### Directions
Copy out each line of the data that holds the word "based".

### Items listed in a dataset
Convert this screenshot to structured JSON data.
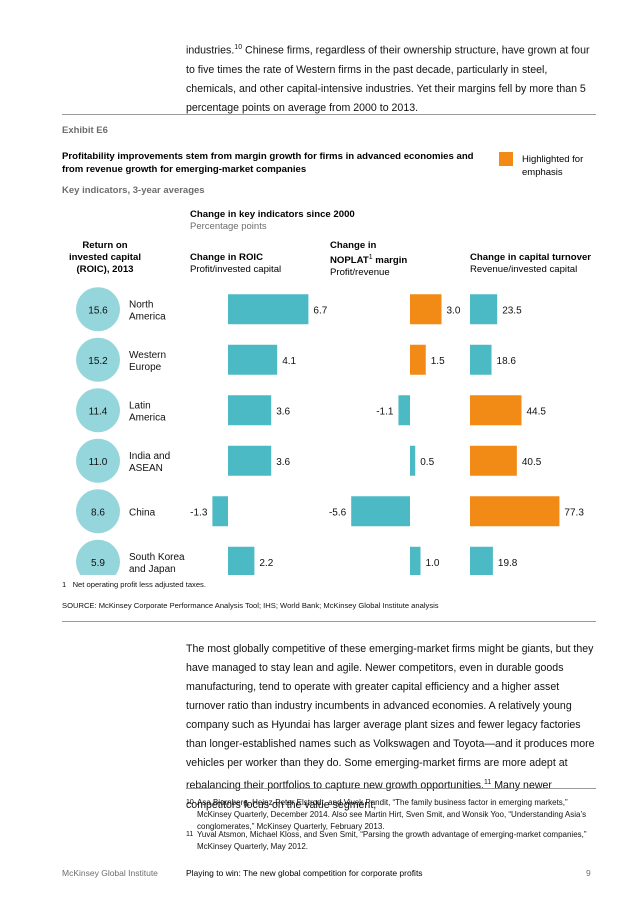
{
  "intro_paragraph": {
    "before_note": "industries.",
    "note": "10",
    "after_note": " Chinese firms, regardless of their ownership structure, have grown at four to five times the rate of Western firms in the past decade, particularly in steel, chemicals, and other capital-intensive industries. Yet their margins fell by more than 5 percentage points on average from 2000 to 2013."
  },
  "exhibit": {
    "label": "Exhibit E6",
    "title": "Profitability improvements stem from margin growth for firms in advanced economies and from revenue growth for emerging-market companies",
    "subtitle": "Key indicators, 3-year averages",
    "legend": {
      "label": "Highlighted for emphasis",
      "color": "#f28a16"
    },
    "change_header": "Change in key indicators since 2000",
    "change_unit": "Percentage points",
    "footnote_number": "1",
    "footnote_text": "Net operating profit less adjusted taxes.",
    "source": "SOURCE:  McKinsey Corporate Performance Analysis Tool; IHS; World Bank; McKinsey Global Institute analysis"
  },
  "chart_data": {
    "type": "bar",
    "title": "Profitability improvements stem from margin growth for firms in advanced economies and from revenue growth for emerging-market companies",
    "colors": {
      "base": "#4bbac4",
      "highlight": "#f28a16",
      "circle": "#94d6db"
    },
    "categories": [
      "North America",
      "Western Europe",
      "Latin America",
      "India and ASEAN",
      "China",
      "South Korea and Japan"
    ],
    "roic_2013": {
      "header_lines": [
        "Return on",
        "invested capital",
        "(ROIC), 2013"
      ],
      "values": [
        "15.6",
        "15.2",
        "11.4",
        "11.0",
        "8.6",
        "5.9"
      ]
    },
    "series": [
      {
        "name": "Change in ROIC",
        "unit_label": "Profit/invested capital",
        "values": [
          6.7,
          4.1,
          3.6,
          3.6,
          -1.3,
          2.2
        ],
        "labels": [
          "6.7",
          "4.1",
          "3.6",
          "3.6",
          "-1.3",
          "2.2"
        ],
        "highlighted": [
          false,
          false,
          false,
          false,
          false,
          false
        ]
      },
      {
        "name": "Change in NOPLAT margin",
        "header_lines": [
          "Change in",
          "NOPLAT",
          "1",
          " margin"
        ],
        "unit_label": "Profit/revenue",
        "values": [
          3.0,
          1.5,
          -1.1,
          0.5,
          -5.6,
          1.0
        ],
        "labels": [
          "3.0",
          "1.5",
          "-1.1",
          "0.5",
          "-5.6",
          "1.0"
        ],
        "highlighted": [
          true,
          true,
          false,
          false,
          false,
          false
        ]
      },
      {
        "name": "Change in capital turnover",
        "unit_label": "Revenue/invested capital",
        "values": [
          23.5,
          18.6,
          44.5,
          40.5,
          77.3,
          19.8
        ],
        "labels": [
          "23.5",
          "18.6",
          "44.5",
          "40.5",
          "77.3",
          "19.8"
        ],
        "highlighted": [
          false,
          false,
          true,
          true,
          true,
          false
        ]
      }
    ]
  },
  "body_paragraph": {
    "before_note": "The most globally competitive of these emerging-market firms might be giants, but they have managed to stay lean and agile. Newer competitors, even in durable goods manufacturing, tend to operate with greater capital efficiency and a higher asset turnover ratio than industry incumbents in advanced economies. A relatively young company such as Hyundai has larger average plant sizes and fewer legacy factories than longer-established names such as Volkswagen and Toyota—and it produces more vehicles per worker than they do. Some emerging-market firms are more adept at rebalancing their portfolios to capture new growth opportunities.",
    "note": "11",
    "after_note": " Many newer competitors focus on the value segment,"
  },
  "footnotes": [
    {
      "number": "10",
      "text": "Asa Bjornberg, Heinz-Peter Elstrodt, and Vivek Pandit, “The family business factor in emerging markets,” McKinsey Quarterly, December 2014. Also see Martin Hirt, Sven Smit, and Wonsik Yoo, “Understanding Asia’s conglomerates,” McKinsey Quarterly, February 2013."
    },
    {
      "number": "11",
      "text": "Yuval Atsmon, Michael Kloss, and Sven Smit, “Parsing the growth advantage of emerging-market companies,” McKinsey Quarterly, May 2012."
    }
  ],
  "footer": {
    "publisher": "McKinsey Global Institute",
    "report_title": "Playing to win: The new global competition for corporate profits",
    "page_number": "9"
  }
}
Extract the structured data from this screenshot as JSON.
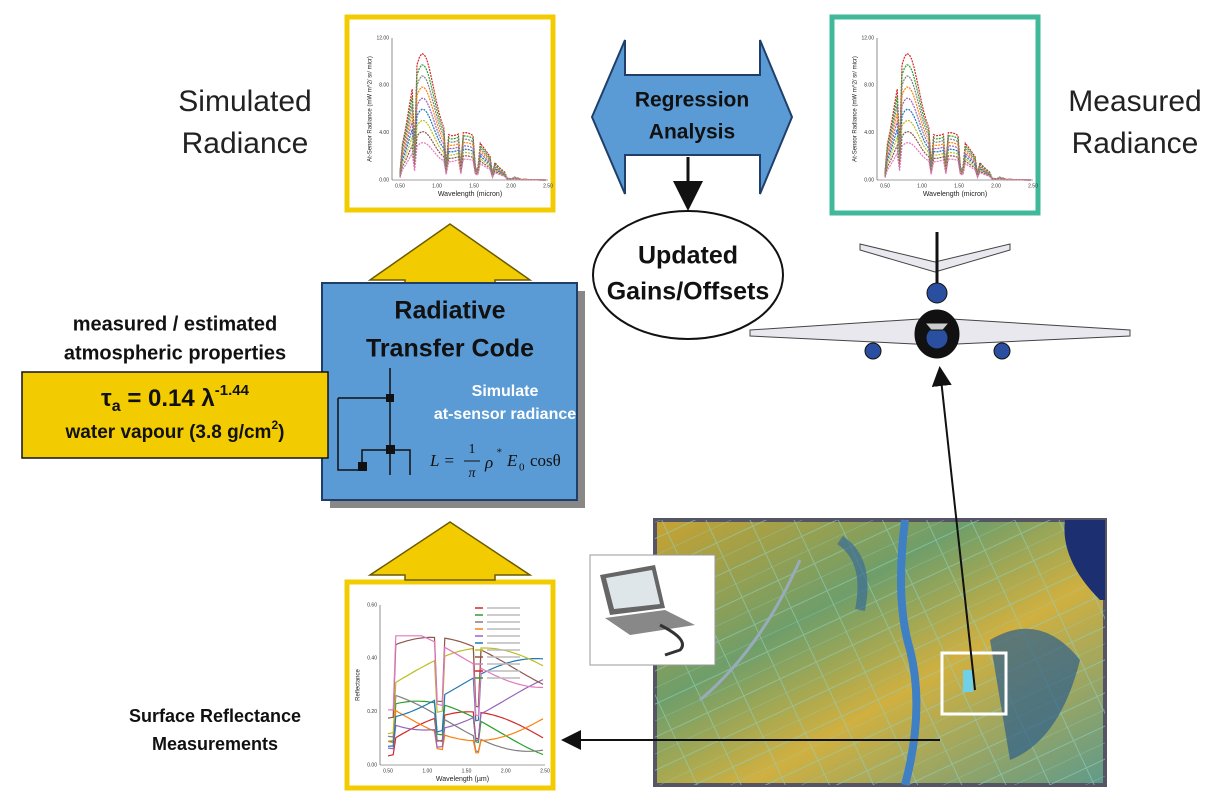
{
  "simulated_label": [
    "Simulated",
    "Radiance"
  ],
  "measured_label": [
    "Measured",
    "Radiance"
  ],
  "regression": [
    "Regression",
    "Analysis"
  ],
  "updated": [
    "Updated",
    "Gains/Offsets"
  ],
  "rtc": {
    "title": [
      "Radiative",
      "Transfer Code"
    ],
    "simulate": [
      "Simulate",
      "at-sensor radiance"
    ],
    "formula": {
      "lhs": "L =",
      "num": "1",
      "den": "π",
      "rho": "ρ",
      "rho_sup": "*",
      "e": "E",
      "e_sub": "0",
      "cos": "cosθ"
    }
  },
  "atmos": {
    "heading": [
      "measured / estimated",
      "atmospheric properties"
    ],
    "tau": {
      "tau": "τ",
      "sub": "a",
      "eq": " = 0.14 λ",
      "exp": "-1.44"
    },
    "vapour": {
      "text": "water vapour (3.8 g/cm",
      "sup": "2",
      "close": ")"
    }
  },
  "surface_label": [
    "Surface Reflectance",
    "Measurements"
  ],
  "radiance_thumb": {
    "ylabel": "At-Sensor Radiance (mW m^2/ sr/ micr)",
    "xlabel": "Wavelength (micron)",
    "yticks": [
      "0.00",
      "4.00",
      "8.00",
      "12.00"
    ],
    "xticks": [
      "0.50",
      "1.00",
      "1.50",
      "2.00",
      "2.50"
    ]
  },
  "reflectance_thumb": {
    "ylabel": "Reflectance",
    "xlabel": "Wavelength (µm)",
    "yticks": [
      "0.00",
      "0.20",
      "0.40",
      "0.60"
    ],
    "xticks": [
      "0.50",
      "1.00",
      "1.50",
      "2.00",
      "2.50"
    ]
  }
}
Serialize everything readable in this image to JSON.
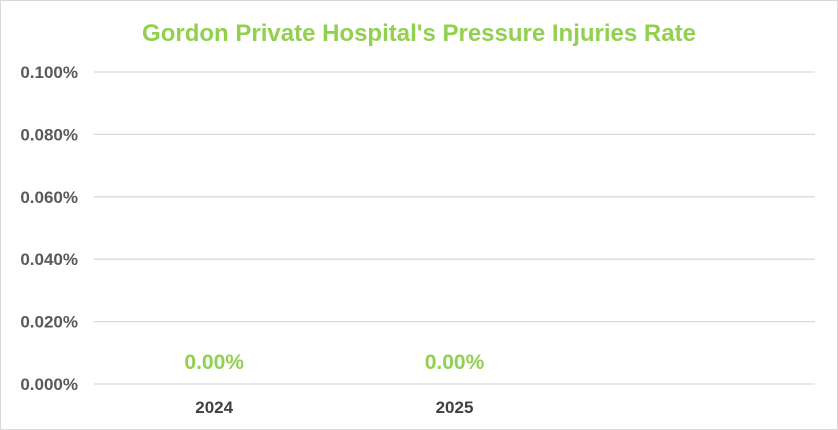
{
  "chart_data": {
    "type": "bar",
    "title": "Gordon Private Hospital's Pressure Injuries Rate",
    "categories": [
      "2024",
      "2025"
    ],
    "values": [
      0.0,
      0.0
    ],
    "data_labels": [
      "0.00%",
      "0.00%"
    ],
    "xlabel": "",
    "ylabel": "",
    "ylim": [
      0,
      0.1
    ],
    "yticks": [
      0.0,
      0.02,
      0.04,
      0.06,
      0.08,
      0.1
    ],
    "ytick_labels": [
      "0.000%",
      "0.020%",
      "0.040%",
      "0.060%",
      "0.080%",
      "0.100%"
    ],
    "grid": true,
    "legend": "none",
    "colors": {
      "title": "#92d050",
      "bar": "#92d050",
      "data_label": "#92d050",
      "gridline": "#d9d9d9",
      "tick_text": "#595959"
    }
  }
}
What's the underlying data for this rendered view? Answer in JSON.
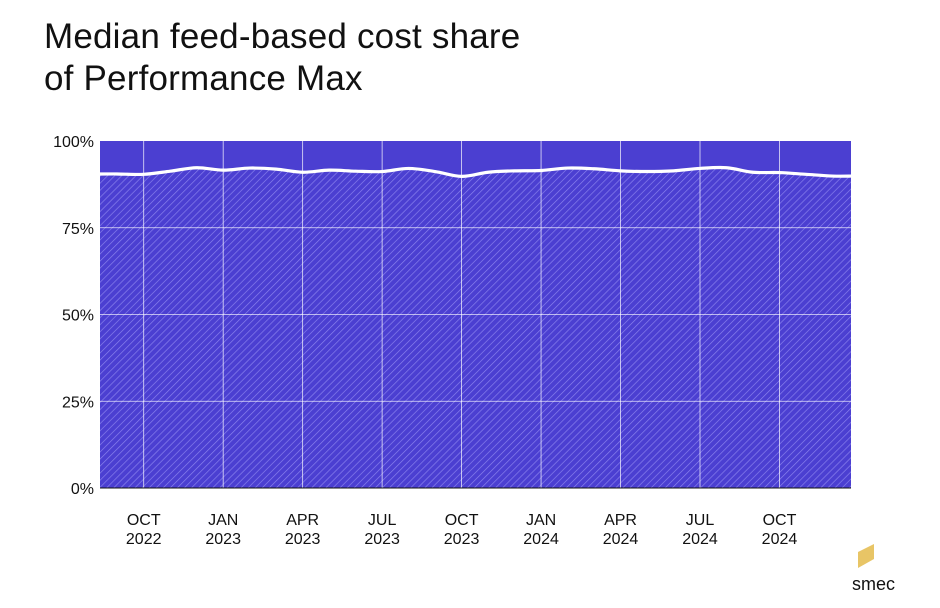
{
  "title": {
    "line1": "Median feed-based cost share",
    "line2": "of Performance Max"
  },
  "brand": {
    "name": "smec",
    "mark_color": "#E8C566"
  },
  "colors": {
    "fill": "#4B3FD1",
    "hatch": "#8C84EE",
    "line": "#FFFFFF",
    "grid": "#FFFFFF",
    "text": "#111111"
  },
  "chart_data": {
    "type": "area",
    "title": "Median feed-based cost share of Performance Max",
    "xlabel": "",
    "ylabel": "",
    "ylim": [
      0,
      100
    ],
    "yticks": [
      {
        "value": 0,
        "label": "0%"
      },
      {
        "value": 25,
        "label": "25%"
      },
      {
        "value": 50,
        "label": "50%"
      },
      {
        "value": 75,
        "label": "75%"
      },
      {
        "value": 100,
        "label": "100%"
      }
    ],
    "x_tick_labels": [
      {
        "month": "2022-10",
        "line1": "OCT",
        "line2": "2022"
      },
      {
        "month": "2023-01",
        "line1": "JAN",
        "line2": "2023"
      },
      {
        "month": "2023-04",
        "line1": "APR",
        "line2": "2023"
      },
      {
        "month": "2023-07",
        "line1": "JUL",
        "line2": "2023"
      },
      {
        "month": "2023-10",
        "line1": "OCT",
        "line2": "2023"
      },
      {
        "month": "2024-01",
        "line1": "JAN",
        "line2": "2024"
      },
      {
        "month": "2024-04",
        "line1": "APR",
        "line2": "2024"
      },
      {
        "month": "2024-07",
        "line1": "JUL",
        "line2": "2024"
      },
      {
        "month": "2024-10",
        "line1": "OCT",
        "line2": "2024"
      }
    ],
    "x": [
      "2022-09",
      "2022-10",
      "2022-11",
      "2022-12",
      "2023-01",
      "2023-02",
      "2023-03",
      "2023-04",
      "2023-05",
      "2023-06",
      "2023-07",
      "2023-08",
      "2023-09",
      "2023-10",
      "2023-11",
      "2023-12",
      "2024-01",
      "2024-02",
      "2024-03",
      "2024-04",
      "2024-05",
      "2024-06",
      "2024-07",
      "2024-08",
      "2024-09",
      "2024-10",
      "2024-11",
      "2024-12"
    ],
    "series": [
      {
        "values": [
          90.5,
          90.4,
          91.3,
          92.3,
          91.6,
          92.2,
          91.9,
          91.0,
          91.6,
          91.3,
          91.2,
          92.1,
          91.2,
          89.8,
          91.0,
          91.4,
          91.5,
          92.2,
          92.0,
          91.4,
          91.2,
          91.4,
          92.1,
          92.3,
          91.0,
          90.9,
          90.4,
          89.9
        ]
      }
    ],
    "grid": true,
    "legend": "none"
  }
}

### The result
    "line1": "Median feed-based cost share",
    "title": "Median feed-based cost share of Performance Max",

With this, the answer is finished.